Problem to solve — Give only the number of lines in the listing below where the string "this" occurs.

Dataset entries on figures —

※ ※ ※

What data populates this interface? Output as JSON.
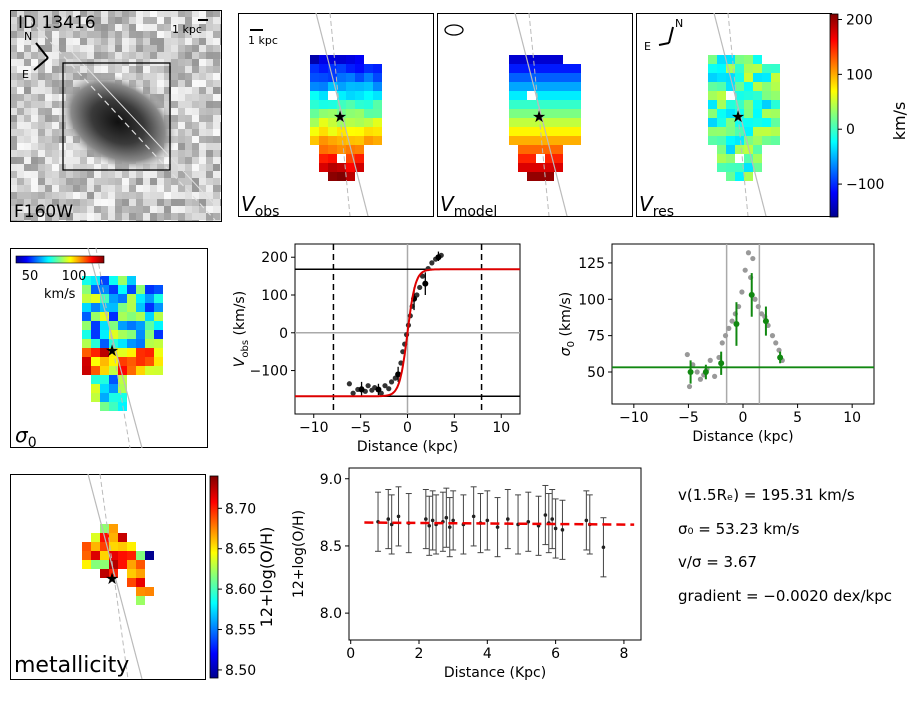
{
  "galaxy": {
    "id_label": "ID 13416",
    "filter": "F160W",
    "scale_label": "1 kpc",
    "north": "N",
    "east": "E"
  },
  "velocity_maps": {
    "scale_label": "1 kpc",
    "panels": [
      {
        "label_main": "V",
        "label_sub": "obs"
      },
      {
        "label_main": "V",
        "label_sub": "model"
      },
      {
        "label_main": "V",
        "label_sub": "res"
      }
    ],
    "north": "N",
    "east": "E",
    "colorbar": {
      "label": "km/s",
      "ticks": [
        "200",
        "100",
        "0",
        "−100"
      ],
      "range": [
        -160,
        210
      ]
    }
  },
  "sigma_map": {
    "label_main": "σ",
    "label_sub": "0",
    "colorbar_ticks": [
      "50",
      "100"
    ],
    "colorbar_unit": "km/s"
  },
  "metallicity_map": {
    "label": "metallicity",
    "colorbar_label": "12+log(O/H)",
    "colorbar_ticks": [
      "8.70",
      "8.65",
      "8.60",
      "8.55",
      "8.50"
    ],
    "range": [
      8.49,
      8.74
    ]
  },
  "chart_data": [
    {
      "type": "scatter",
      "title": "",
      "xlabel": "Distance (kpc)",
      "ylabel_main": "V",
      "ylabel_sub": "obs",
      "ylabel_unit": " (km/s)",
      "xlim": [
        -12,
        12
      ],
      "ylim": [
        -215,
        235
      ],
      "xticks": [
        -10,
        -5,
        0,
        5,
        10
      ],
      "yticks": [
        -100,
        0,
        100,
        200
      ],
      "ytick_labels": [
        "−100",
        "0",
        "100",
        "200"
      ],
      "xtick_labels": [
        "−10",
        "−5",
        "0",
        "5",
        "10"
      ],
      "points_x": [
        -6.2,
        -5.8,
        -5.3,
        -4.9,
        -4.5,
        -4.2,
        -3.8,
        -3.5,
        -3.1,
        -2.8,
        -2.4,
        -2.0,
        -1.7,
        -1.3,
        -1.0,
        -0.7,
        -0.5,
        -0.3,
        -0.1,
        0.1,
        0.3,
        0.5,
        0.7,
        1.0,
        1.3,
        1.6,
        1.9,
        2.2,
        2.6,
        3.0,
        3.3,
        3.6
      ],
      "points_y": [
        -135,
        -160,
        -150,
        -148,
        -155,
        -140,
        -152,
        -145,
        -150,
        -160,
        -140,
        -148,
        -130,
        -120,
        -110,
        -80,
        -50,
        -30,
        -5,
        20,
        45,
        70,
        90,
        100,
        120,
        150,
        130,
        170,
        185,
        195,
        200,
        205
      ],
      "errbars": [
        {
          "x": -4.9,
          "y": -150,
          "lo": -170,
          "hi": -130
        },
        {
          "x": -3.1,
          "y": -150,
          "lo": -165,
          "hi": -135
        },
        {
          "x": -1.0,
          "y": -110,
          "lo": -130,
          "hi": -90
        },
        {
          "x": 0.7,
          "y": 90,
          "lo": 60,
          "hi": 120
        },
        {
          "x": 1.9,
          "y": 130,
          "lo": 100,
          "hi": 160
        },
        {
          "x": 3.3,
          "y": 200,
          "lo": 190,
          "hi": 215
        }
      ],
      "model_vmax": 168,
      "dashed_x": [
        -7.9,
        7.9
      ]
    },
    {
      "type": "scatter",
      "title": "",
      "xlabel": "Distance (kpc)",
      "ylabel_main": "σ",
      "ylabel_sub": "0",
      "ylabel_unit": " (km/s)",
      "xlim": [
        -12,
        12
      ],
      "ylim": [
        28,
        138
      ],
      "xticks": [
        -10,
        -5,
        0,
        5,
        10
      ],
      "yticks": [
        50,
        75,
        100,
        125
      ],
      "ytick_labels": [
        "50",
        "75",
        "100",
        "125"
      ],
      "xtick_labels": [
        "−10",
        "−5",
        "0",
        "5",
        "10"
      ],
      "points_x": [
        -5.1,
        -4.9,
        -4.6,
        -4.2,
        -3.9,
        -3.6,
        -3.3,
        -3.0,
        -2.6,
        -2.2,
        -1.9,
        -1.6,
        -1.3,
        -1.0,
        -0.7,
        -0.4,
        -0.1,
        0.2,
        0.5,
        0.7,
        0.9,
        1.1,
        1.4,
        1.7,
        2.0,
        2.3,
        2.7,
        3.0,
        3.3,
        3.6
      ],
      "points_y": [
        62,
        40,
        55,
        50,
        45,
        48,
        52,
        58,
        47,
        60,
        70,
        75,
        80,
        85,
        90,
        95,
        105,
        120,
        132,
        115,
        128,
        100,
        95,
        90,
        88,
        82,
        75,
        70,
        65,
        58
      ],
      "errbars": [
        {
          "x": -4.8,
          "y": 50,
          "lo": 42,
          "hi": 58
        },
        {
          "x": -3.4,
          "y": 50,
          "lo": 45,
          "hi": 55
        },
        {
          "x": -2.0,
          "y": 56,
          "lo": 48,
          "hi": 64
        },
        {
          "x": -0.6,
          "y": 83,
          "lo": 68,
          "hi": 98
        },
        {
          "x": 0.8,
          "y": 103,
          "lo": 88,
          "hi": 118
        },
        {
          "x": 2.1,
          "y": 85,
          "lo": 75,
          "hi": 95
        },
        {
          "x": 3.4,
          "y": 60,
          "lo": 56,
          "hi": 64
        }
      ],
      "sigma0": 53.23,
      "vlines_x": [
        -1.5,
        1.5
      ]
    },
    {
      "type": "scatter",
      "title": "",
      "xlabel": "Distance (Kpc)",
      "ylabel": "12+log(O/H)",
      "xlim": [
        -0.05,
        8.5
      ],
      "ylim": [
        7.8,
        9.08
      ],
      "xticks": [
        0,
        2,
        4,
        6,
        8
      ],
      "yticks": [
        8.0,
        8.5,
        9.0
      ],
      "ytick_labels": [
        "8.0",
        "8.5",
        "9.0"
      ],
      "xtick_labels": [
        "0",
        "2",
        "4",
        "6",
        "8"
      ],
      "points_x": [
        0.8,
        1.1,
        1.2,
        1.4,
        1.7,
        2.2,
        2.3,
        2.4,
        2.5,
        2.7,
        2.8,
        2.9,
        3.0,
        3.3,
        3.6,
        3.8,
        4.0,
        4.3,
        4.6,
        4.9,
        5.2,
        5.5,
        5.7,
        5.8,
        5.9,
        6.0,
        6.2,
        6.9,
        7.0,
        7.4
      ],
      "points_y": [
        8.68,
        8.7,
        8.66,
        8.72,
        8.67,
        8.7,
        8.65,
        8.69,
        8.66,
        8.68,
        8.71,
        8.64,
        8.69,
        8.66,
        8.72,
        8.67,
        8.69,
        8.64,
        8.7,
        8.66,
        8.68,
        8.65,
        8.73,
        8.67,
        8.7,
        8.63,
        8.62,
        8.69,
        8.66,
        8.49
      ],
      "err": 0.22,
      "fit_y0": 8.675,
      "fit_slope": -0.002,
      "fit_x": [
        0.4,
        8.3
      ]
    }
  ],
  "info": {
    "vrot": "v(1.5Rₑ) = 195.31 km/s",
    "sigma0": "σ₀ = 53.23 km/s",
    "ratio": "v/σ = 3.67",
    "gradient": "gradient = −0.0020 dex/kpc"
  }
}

※ ※ ※

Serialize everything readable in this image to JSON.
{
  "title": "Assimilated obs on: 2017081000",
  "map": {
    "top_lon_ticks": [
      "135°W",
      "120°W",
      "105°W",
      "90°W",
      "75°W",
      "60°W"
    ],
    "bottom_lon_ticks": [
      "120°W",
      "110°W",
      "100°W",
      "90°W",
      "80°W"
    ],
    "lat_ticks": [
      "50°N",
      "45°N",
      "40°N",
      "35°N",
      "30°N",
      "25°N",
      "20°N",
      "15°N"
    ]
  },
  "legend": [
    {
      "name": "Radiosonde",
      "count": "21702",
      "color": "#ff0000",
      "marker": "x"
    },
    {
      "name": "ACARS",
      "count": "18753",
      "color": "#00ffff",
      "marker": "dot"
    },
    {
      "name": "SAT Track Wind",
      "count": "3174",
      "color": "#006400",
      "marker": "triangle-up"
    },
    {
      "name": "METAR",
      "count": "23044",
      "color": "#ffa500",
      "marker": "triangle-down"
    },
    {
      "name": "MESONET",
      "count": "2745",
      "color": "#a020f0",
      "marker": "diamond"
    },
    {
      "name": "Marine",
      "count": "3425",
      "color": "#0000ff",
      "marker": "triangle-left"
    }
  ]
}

※ ※ ※

Complete output — 2